[Stored data entries]
(begin)

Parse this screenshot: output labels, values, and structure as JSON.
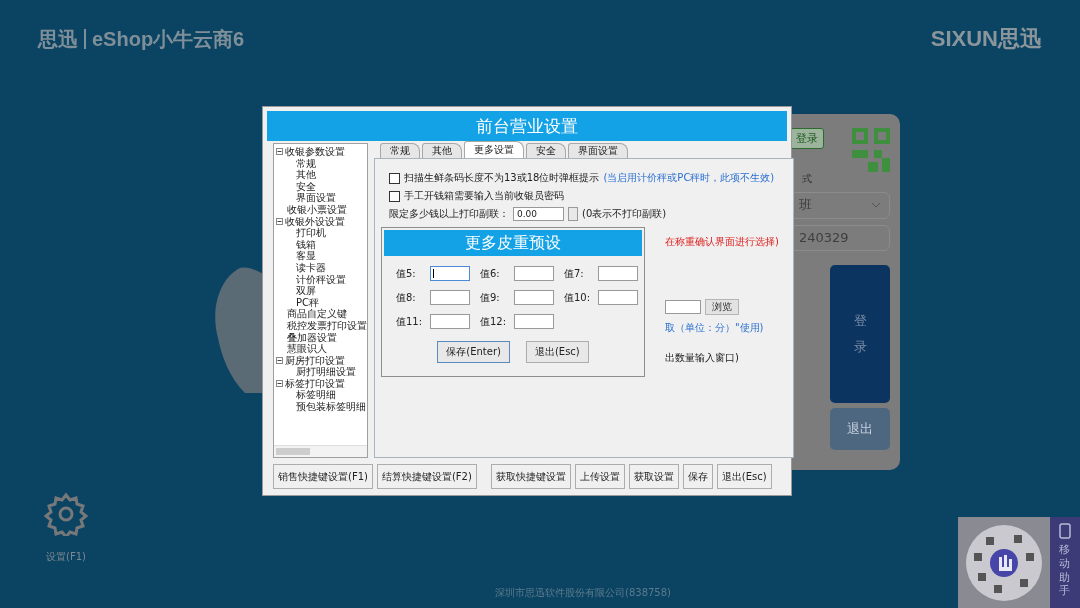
{
  "header": {
    "brand": "思迅",
    "product": "eShop小牛云商6",
    "vendor_logo": "SIXUN思迅"
  },
  "login_panel": {
    "tag": "登录",
    "mode_label": "式",
    "shift_value": "班",
    "code_value": "240329",
    "login_button": "登录",
    "exit_button": "退出"
  },
  "settings_shortcut": {
    "label": "设置(F1)"
  },
  "footer": "深圳市思迅软件股份有限公司(838758)",
  "mobile_assistant": {
    "label": "移动助手"
  },
  "dialog": {
    "title": "前台营业设置",
    "tree": [
      {
        "label": "收银参数设置",
        "expanded": true,
        "children": [
          {
            "label": "常规"
          },
          {
            "label": "其他"
          },
          {
            "label": "安全"
          },
          {
            "label": "界面设置"
          }
        ]
      },
      {
        "label": "收银小票设置"
      },
      {
        "label": "收银外设设置",
        "expanded": true,
        "children": [
          {
            "label": "打印机"
          },
          {
            "label": "钱箱"
          },
          {
            "label": "客显"
          },
          {
            "label": "读卡器"
          },
          {
            "label": "计价秤设置"
          },
          {
            "label": "双屏"
          },
          {
            "label": "PC秤"
          }
        ]
      },
      {
        "label": "商品自定义键"
      },
      {
        "label": "税控发票打印设置"
      },
      {
        "label": "叠加器设置"
      },
      {
        "label": "慧眼识人"
      },
      {
        "label": "厨房打印设置",
        "expanded": true,
        "children": [
          {
            "label": "厨打明细设置"
          }
        ]
      },
      {
        "label": "标签打印设置",
        "expanded": true,
        "children": [
          {
            "label": "标签明细"
          },
          {
            "label": "预包装标签明细"
          }
        ]
      }
    ],
    "tabs": [
      {
        "label": "常规",
        "selected": false
      },
      {
        "label": "其他",
        "selected": false
      },
      {
        "label": "更多设置",
        "selected": true
      },
      {
        "label": "安全",
        "selected": false
      },
      {
        "label": "界面设置",
        "selected": false
      }
    ],
    "options": [
      {
        "kind": "checkbox",
        "label": "扫描生鲜条码长度不为13或18位时弹框提示",
        "note": "(当启用计价秤或PC秤时，此项不生效)",
        "checked": false
      },
      {
        "kind": "checkbox",
        "label": "手工开钱箱需要输入当前收银员密码",
        "checked": false
      },
      {
        "kind": "number",
        "label": "限定多少钱以上打印副联：",
        "value": "0.00",
        "note": "(0表示不打印副联)"
      }
    ],
    "partly_hidden": {
      "weigh_note": "在称重确认界面进行选择)",
      "browse_button": "浏览",
      "unit_note": "取（单位：分）\"使用)",
      "qty_note": "出数量输入窗口)"
    },
    "buttons": [
      "销售快捷键设置(F1)",
      "结算快捷键设置(F2)",
      "获取快捷键设置",
      "上传设置",
      "获取设置",
      "保存",
      "退出(Esc)"
    ]
  },
  "popup": {
    "title": "更多皮重预设",
    "fields": [
      {
        "label": "值5:",
        "focused": true
      },
      {
        "label": "值6:",
        "focused": false
      },
      {
        "label": "值7:",
        "focused": false
      },
      {
        "label": "值8:",
        "focused": false
      },
      {
        "label": "值9:",
        "focused": false
      },
      {
        "label": "值10:",
        "focused": false
      },
      {
        "label": "值11:",
        "focused": false
      },
      {
        "label": "值12:",
        "focused": false
      }
    ],
    "buttons": [
      "保存(Enter)",
      "退出(Esc)"
    ]
  }
}
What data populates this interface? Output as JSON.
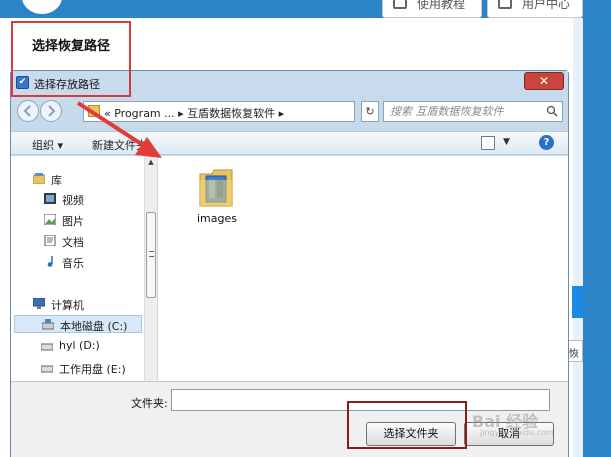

(end)

Exercise prompt: Every record is to be reproduced exactly, with no pictures included.

Result of the task:
Parse this screenshot: output labels, values, and structure as JSON.
{
  "header": {
    "brand": "思迅",
    "product": "eShop小牛云商6",
    "vendor_logo": "SIXUN思迅"
  },
  "login_panel": {
    "tag": "登录",
    "mode_label": "式",
    "shift_value": "班",
    "code_value": "240329",
    "login_button": "登录",
    "exit_button": "退出"
  },
  "settings_shortcut": {
    "label": "设置(F1)"
  },
  "footer": "深圳市思迅软件股份有限公司(838758)",
  "mobile_assistant": {
    "label": "移动助手"
  },
  "dialog": {
    "title": "前台营业设置",
    "tree": [
      {
        "label": "收银参数设置",
        "expanded": true,
        "children": [
          {
            "label": "常规"
          },
          {
            "label": "其他"
          },
          {
            "label": "安全"
          },
          {
            "label": "界面设置"
          }
        ]
      },
      {
        "label": "收银小票设置"
      },
      {
        "label": "收银外设设置",
        "expanded": true,
        "children": [
          {
            "label": "打印机"
          },
          {
            "label": "钱箱"
          },
          {
            "label": "客显"
          },
          {
            "label": "读卡器"
          },
          {
            "label": "计价秤设置"
          },
          {
            "label": "双屏"
          },
          {
            "label": "PC秤"
          }
        ]
      },
      {
        "label": "商品自定义键"
      },
      {
        "label": "税控发票打印设置"
      },
      {
        "label": "叠加器设置"
      },
      {
        "label": "慧眼识人"
      },
      {
        "label": "厨房打印设置",
        "expanded": true,
        "children": [
          {
            "label": "厨打明细设置"
          }
        ]
      },
      {
        "label": "标签打印设置",
        "expanded": true,
        "children": [
          {
            "label": "标签明细"
          },
          {
            "label": "预包装标签明细"
          }
        ]
      }
    ],
    "tabs": [
      {
        "label": "常规",
        "selected": false
      },
      {
        "label": "其他",
        "selected": false
      },
      {
        "label": "更多设置",
        "selected": true
      },
      {
        "label": "安全",
        "selected": false
      },
      {
        "label": "界面设置",
        "selected": false
      }
    ],
    "options": [
      {
        "kind": "checkbox",
        "label": "扫描生鲜条码长度不为13或18位时弹框提示",
        "note": "(当启用计价秤或PC秤时，此项不生效)",
        "checked": false
      },
      {
        "kind": "checkbox",
        "label": "手工开钱箱需要输入当前收银员密码",
        "checked": false
      },
      {
        "kind": "number",
        "label": "限定多少钱以上打印副联：",
        "value": "0.00",
        "note": "(0表示不打印副联)"
      }
    ],
    "partly_hidden": {
      "weigh_note": "在称重确认界面进行选择)",
      "browse_button": "浏览",
      "unit_note": "取（单位：分）\"使用)",
      "qty_note": "出数量输入窗口)"
    },
    "buttons": [
      "销售快捷键设置(F1)",
      "结算快捷键设置(F2)",
      "获取快捷键设置",
      "上传设置",
      "获取设置",
      "保存",
      "退出(Esc)"
    ]
  },
  "popup": {
    "title": "更多皮重预设",
    "fields": [
      {
        "label": "值5:",
        "focused": true
      },
      {
        "label": "值6:",
        "focused": false
      },
      {
        "label": "值7:",
        "focused": false
      },
      {
        "label": "值8:",
        "focused": false
      },
      {
        "label": "值9:",
        "focused": false
      },
      {
        "label": "值10:",
        "focused": false
      },
      {
        "label": "值11:",
        "focused": false
      },
      {
        "label": "值12:",
        "focused": false
      }
    ],
    "buttons": [
      "保存(Enter)",
      "退出(Esc)"
    ]
  }
}
What data populates this interface? Output as JSON.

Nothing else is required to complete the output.